## DATA PROVIDED
= = = = =

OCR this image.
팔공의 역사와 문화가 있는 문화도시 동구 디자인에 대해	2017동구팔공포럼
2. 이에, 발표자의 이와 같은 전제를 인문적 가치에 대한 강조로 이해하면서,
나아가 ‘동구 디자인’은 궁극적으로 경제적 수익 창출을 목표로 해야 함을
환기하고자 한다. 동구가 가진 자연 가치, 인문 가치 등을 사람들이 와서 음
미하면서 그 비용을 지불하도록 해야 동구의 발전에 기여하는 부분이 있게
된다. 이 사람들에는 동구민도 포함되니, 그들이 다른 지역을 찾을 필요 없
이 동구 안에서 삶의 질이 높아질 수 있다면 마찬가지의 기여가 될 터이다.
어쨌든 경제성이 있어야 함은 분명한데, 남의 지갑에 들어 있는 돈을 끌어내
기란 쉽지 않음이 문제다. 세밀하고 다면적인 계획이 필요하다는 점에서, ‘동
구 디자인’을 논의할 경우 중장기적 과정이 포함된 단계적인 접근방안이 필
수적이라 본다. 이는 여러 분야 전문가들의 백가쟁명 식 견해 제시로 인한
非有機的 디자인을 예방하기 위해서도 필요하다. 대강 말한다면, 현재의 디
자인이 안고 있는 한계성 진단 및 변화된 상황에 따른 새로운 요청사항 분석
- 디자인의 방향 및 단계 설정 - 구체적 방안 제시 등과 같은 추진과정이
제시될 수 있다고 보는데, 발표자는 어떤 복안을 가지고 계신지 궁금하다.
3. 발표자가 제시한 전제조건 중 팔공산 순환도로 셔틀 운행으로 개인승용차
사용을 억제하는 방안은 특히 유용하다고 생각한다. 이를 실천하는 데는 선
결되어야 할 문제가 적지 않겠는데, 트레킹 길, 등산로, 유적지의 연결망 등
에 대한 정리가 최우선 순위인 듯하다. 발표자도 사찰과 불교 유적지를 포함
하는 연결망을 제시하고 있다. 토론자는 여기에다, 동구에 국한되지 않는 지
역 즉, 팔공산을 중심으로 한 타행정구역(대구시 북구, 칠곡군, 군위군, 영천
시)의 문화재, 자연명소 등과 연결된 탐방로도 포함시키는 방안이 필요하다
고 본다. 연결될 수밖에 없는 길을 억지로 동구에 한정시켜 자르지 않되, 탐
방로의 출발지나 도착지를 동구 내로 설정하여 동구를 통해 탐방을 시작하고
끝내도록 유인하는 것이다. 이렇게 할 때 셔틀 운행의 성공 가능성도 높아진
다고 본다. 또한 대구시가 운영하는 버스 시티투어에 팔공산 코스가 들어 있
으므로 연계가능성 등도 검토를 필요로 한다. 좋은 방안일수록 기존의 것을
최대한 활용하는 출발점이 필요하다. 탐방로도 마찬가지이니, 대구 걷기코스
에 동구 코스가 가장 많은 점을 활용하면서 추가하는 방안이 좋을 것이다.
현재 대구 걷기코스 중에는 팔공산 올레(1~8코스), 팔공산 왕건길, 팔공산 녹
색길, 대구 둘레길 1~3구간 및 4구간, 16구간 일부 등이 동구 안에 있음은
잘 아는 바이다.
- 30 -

= = = = =

## GIVEN PROBLEM
Retype the data in full and match it exactly.

## RESPONSE
OCR this image.
팔공의 역사와 문화가 있는 문화도시 동구 디자인에 대해	2017동구팔공포럼
2. 이에, 발표자의 이와 같은 전제를 인문적 가치에 대한 강조로 이해하면서,
나아가 ‘동구 디자인’은 궁극적으로 경제적 수익 창출을 목표로 해야 함을
환기하고자 한다. 동구가 가진 자연 가치, 인문 가치 등을 사람들이 와서 음
미하면서 그 비용을 지불하도록 해야 동구의 발전에 기여하는 부분이 있게
된다. 이 사람들에는 동구민도 포함되니, 그들이 다른 지역을 찾을 필요 없
이 동구 안에서 삶의 질이 높아질 수 있다면 마찬가지의 기여가 될 터이다.
어쨌든 경제성이 있어야 함은 분명한데, 남의 지갑에 들어 있는 돈을 끌어내
기란 쉽지 않음이 문제다. 세밀하고 다면적인 계획이 필요하다는 점에서, ‘동
구 디자인’을 논의할 경우 중장기적 과정이 포함된 단계적인 접근방안이 필
수적이라 본다. 이는 여러 분야 전문가들의 백가쟁명 식 견해 제시로 인한
非有機的 디자인을 예방하기 위해서도 필요하다. 대강 말한다면, 현재의 디
자인이 안고 있는 한계성 진단 및 변화된 상황에 따른 새로운 요청사항 분석
- 디자인의 방향 및 단계 설정 - 구체적 방안 제시 등과 같은 추진과정이
제시될 수 있다고 보는데, 발표자는 어떤 복안을 가지고 계신지 궁금하다.
3. 발표자가 제시한 전제조건 중 팔공산 순환도로 셔틀 운행으로 개인승용차
사용을 억제하는 방안은 특히 유용하다고 생각한다. 이를 실천하는 데는 선
결되어야 할 문제가 적지 않겠는데, 트레킹 길, 등산로, 유적지의 연결망 등
에 대한 정리가 최우선 순위인 듯하다. 발표자도 사찰과 불교 유적지를 포함
하는 연결망을 제시하고 있다. 토론자는 여기에다, 동구에 국한되지 않는 지
역 즉, 팔공산을 중심으로 한 타행정구역(대구시 북구, 칠곡군, 군위군, 영천
시)의 문화재, 자연명소 등과 연결된 탐방로도 포함시키는 방안이 필요하다
고 본다. 연결될 수밖에 없는 길을 억지로 동구에 한정시켜 자르지 않되, 탐
방로의 출발지나 도착지를 동구 내로 설정하여 동구를 통해 탐방을 시작하고
끝내도록 유인하는 것이다. 이렇게 할 때 셔틀 운행의 성공 가능성도 높아진
다고 본다. 또한 대구시가 운영하는 버스 시티투어에 팔공산 코스가 들어 있
으므로 연계가능성 등도 검토를 필요로 한다. 좋은 방안일수록 기존의 것을
최대한 활용하는 출발점이 필요하다. 탐방로도 마찬가지이니, 대구 걷기코스
에 동구 코스가 가장 많은 점을 활용하면서 추가하는 방안이 좋을 것이다.
현재 대구 걷기코스 중에는 팔공산 올레(1~8코스), 팔공산 왕건길, 팔공산 녹
색길, 대구 둘레길 1~3구간 및 4구간, 16구간 일부 등이 동구 안에 있음은
잘 아는 바이다.
- 30 -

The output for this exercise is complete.